> **GIVEN TASK**
Omit any picture, and return the remaining data exactly as written.

====== DATASET

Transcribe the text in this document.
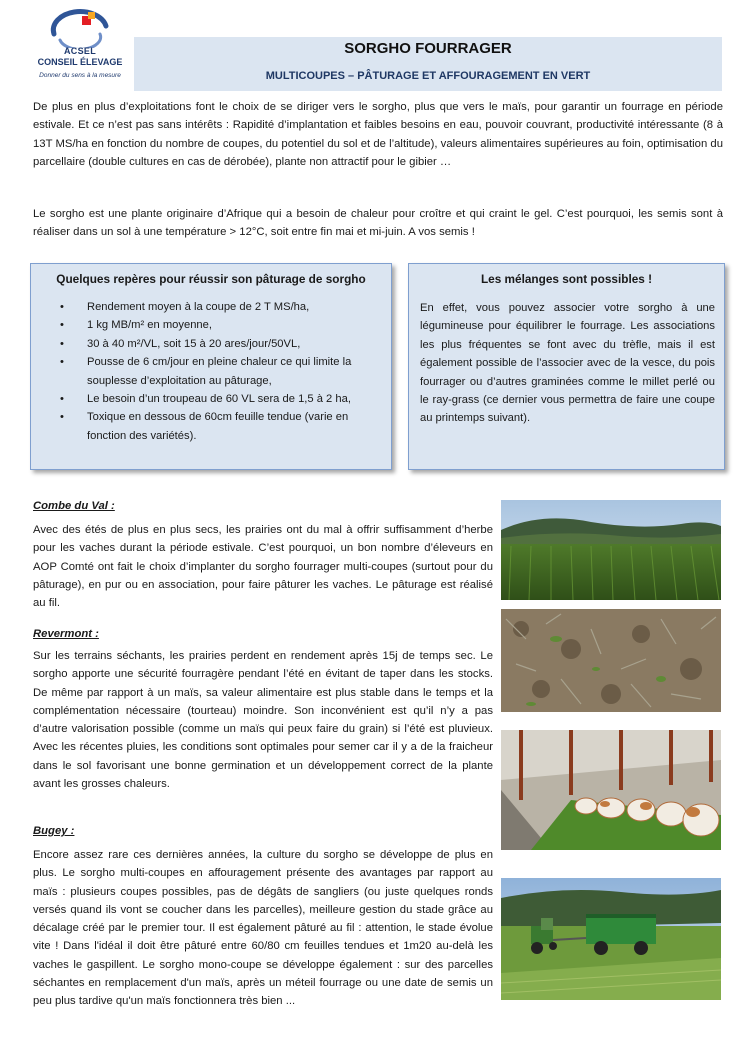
ACSEL
CONSEIL ÉLEVAGE
Donner du sens à la mesure
SORGHO FOURRAGER
MULTICOUPES – PÂTURAGE ET AFFOURAGEMENT EN VERT

De plus en plus d’exploitations font le choix de se diriger vers le sorgho, plus que vers le maïs, pour garantir un fourrage en période estivale. Et ce n’est pas sans intérêts : Rapidité d’implantation et faibles besoins en eau, pouvoir couvrant, productivité intéressante (8 à 13T MS/ha en fonction du nombre de coupes, du potentiel du sol et de l’altitude), valeurs alimentaires supérieures au foin, optimisation du parcellaire (double cultures en cas de dérobée), plante non attractif pour le gibier …

Le sorgho est une plante originaire d’Afrique qui a besoin de chaleur pour croître et qui craint le gel. C’est pourquoi, les semis sont à réaliser dans un sol à une température > 12°C, soit entre fin mai et mi-juin. A vos semis !

Quelques repères pour réussir son pâturage de sorgho
• Rendement moyen à la coupe de 2 T MS/ha,
• 1 kg MB/m² en moyenne,
• 30 à 40 m²/VL, soit 15 à 20 ares/jour/50VL,
• Pousse de 6 cm/jour en pleine chaleur ce qui limite la souplesse d’exploitation au pâturage,
• Le besoin d’un troupeau de 60 VL sera de 1,5 à 2 ha,
• Toxique en dessous de 60cm feuille tendue (varie en fonction des variétés).
Les mélanges sont possibles !

En effet, vous pouvez associer votre sorgho à une légumineuse pour équilibrer le fourrage. Les associations les plus fréquentes se font avec du trèfle, mais il est également possible de l’associer avec de la vesce, du pois fourrager ou d’autres graminées comme le millet perlé ou le ray-grass (ce dernier vous permettra de faire une coupe au printemps suivant).

Combe du Val :

Avec des étés de plus en plus secs, les prairies ont du mal à offrir suffisamment d’herbe pour les vaches durant la période estivale. C’est pourquoi, un bon nombre d’éleveurs en AOP Comté ont fait le choix d’implanter du sorgho fourrager multi-coupes (surtout pour du pâturage), en pur ou en association, pour faire pâturer les vaches. Le pâturage est réalisé au fil.

Revermont :

Sur les terrains séchants, les prairies perdent en rendement après 15j de temps sec. Le sorgho apporte une sécurité fourragère pendant l’été en évitant de taper dans les stocks. De même par rapport à un maïs, sa valeur alimentaire est plus stable dans le temps et la complémentation nécessaire (tourteau) moindre. Son inconvénient est qu’il n’y a pas d’autre valorisation possible (comme un maïs qui peux faire du grain) si l’été est pluvieux. Avec les récentes pluies, les conditions sont optimales pour semer car il y a de la fraicheur dans le sol favorisant une bonne germination et un développement correct de la plante avant les grosses chaleurs.

Bugey :

Encore assez rare ces dernières années, la culture du sorgho se développe de plus en plus. Le sorgho multi-coupes en affouragement présente des avantages par rapport au maïs : plusieurs coupes possibles, pas de dégâts de sangliers (ou juste quelques ronds versés quand ils vont se coucher dans les parcelles), meilleure gestion du stade grâce au décalage créé par le premier tour. Il est également pâturé au fil : attention, le stade évolue vite ! Dans l'idéal il doit être pâturé entre 60/80 cm feuilles tendues et 1m20 au-delà les vaches le gaspillent. Le sorgho mono-coupe se développe également : sur des parcelles séchantes en remplacement d'un maïs, après un méteil fourrage ou une date de semis un peu plus tardive qu'un maïs fonctionnera très bien ...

============

> **EXERCISE RESPONSE**
Transcribe the text in this document.
ACSEL
CONSEIL ÉLEVAGE
Donner du sens à la mesure
SORGHO FOURRAGER
MULTICOUPES – PÂTURAGE ET AFFOURAGEMENT EN VERT

De plus en plus d’exploitations font le choix de se diriger vers le sorgho, plus que vers le maïs, pour garantir un fourrage en période estivale. Et ce n’est pas sans intérêts : Rapidité d’implantation et faibles besoins en eau, pouvoir couvrant, productivité intéressante (8 à 13T MS/ha en fonction du nombre de coupes, du potentiel du sol et de l’altitude), valeurs alimentaires supérieures au foin, optimisation du parcellaire (double cultures en cas de dérobée), plante non attractif pour le gibier …

Le sorgho est une plante originaire d’Afrique qui a besoin de chaleur pour croître et qui craint le gel. C’est pourquoi, les semis sont à réaliser dans un sol à une température > 12°C, soit entre fin mai et mi-juin. A vos semis !

Quelques repères pour réussir son pâturage de sorgho
• Rendement moyen à la coupe de 2 T MS/ha,
• 1 kg MB/m² en moyenne,
• 30 à 40 m²/VL, soit 15 à 20 ares/jour/50VL,
• Pousse de 6 cm/jour en pleine chaleur ce qui limite la souplesse d’exploitation au pâturage,
• Le besoin d’un troupeau de 60 VL sera de 1,5 à 2 ha,
• Toxique en dessous de 60cm feuille tendue (varie en fonction des variétés).
Les mélanges sont possibles !

En effet, vous pouvez associer votre sorgho à une légumineuse pour équilibrer le fourrage. Les associations les plus fréquentes se font avec du trèfle, mais il est également possible de l’associer avec de la vesce, du pois fourrager ou d’autres graminées comme le millet perlé ou le ray-grass (ce dernier vous permettra de faire une coupe au printemps suivant).

Combe du Val :

Avec des étés de plus en plus secs, les prairies ont du mal à offrir suffisamment d’herbe pour les vaches durant la période estivale. C’est pourquoi, un bon nombre d’éleveurs en AOP Comté ont fait le choix d’implanter du sorgho fourrager multi-coupes (surtout pour du pâturage), en pur ou en association, pour faire pâturer les vaches. Le pâturage est réalisé au fil.

Revermont :

Sur les terrains séchants, les prairies perdent en rendement après 15j de temps sec. Le sorgho apporte une sécurité fourragère pendant l’été en évitant de taper dans les stocks. De même par rapport à un maïs, sa valeur alimentaire est plus stable dans le temps et la complémentation nécessaire (tourteau) moindre. Son inconvénient est qu’il n’y a pas d’autre valorisation possible (comme un maïs qui peux faire du grain) si l’été est pluvieux. Avec les récentes pluies, les conditions sont optimales pour semer car il y a de la fraicheur dans le sol favorisant une bonne germination et un développement correct de la plante avant les grosses chaleurs.

Bugey :

Encore assez rare ces dernières années, la culture du sorgho se développe de plus en plus. Le sorgho multi-coupes en affouragement présente des avantages par rapport au maïs : plusieurs coupes possibles, pas de dégâts de sangliers (ou juste quelques ronds versés quand ils vont se coucher dans les parcelles), meilleure gestion du stade grâce au décalage créé par le premier tour. Il est également pâturé au fil : attention, le stade évolue vite ! Dans l'idéal il doit être pâturé entre 60/80 cm feuilles tendues et 1m20 au-delà les vaches le gaspillent. Le sorgho mono-coupe se développe également : sur des parcelles séchantes en remplacement d'un maïs, après un méteil fourrage ou une date de semis un peu plus tardive qu'un maïs fonctionnera très bien ...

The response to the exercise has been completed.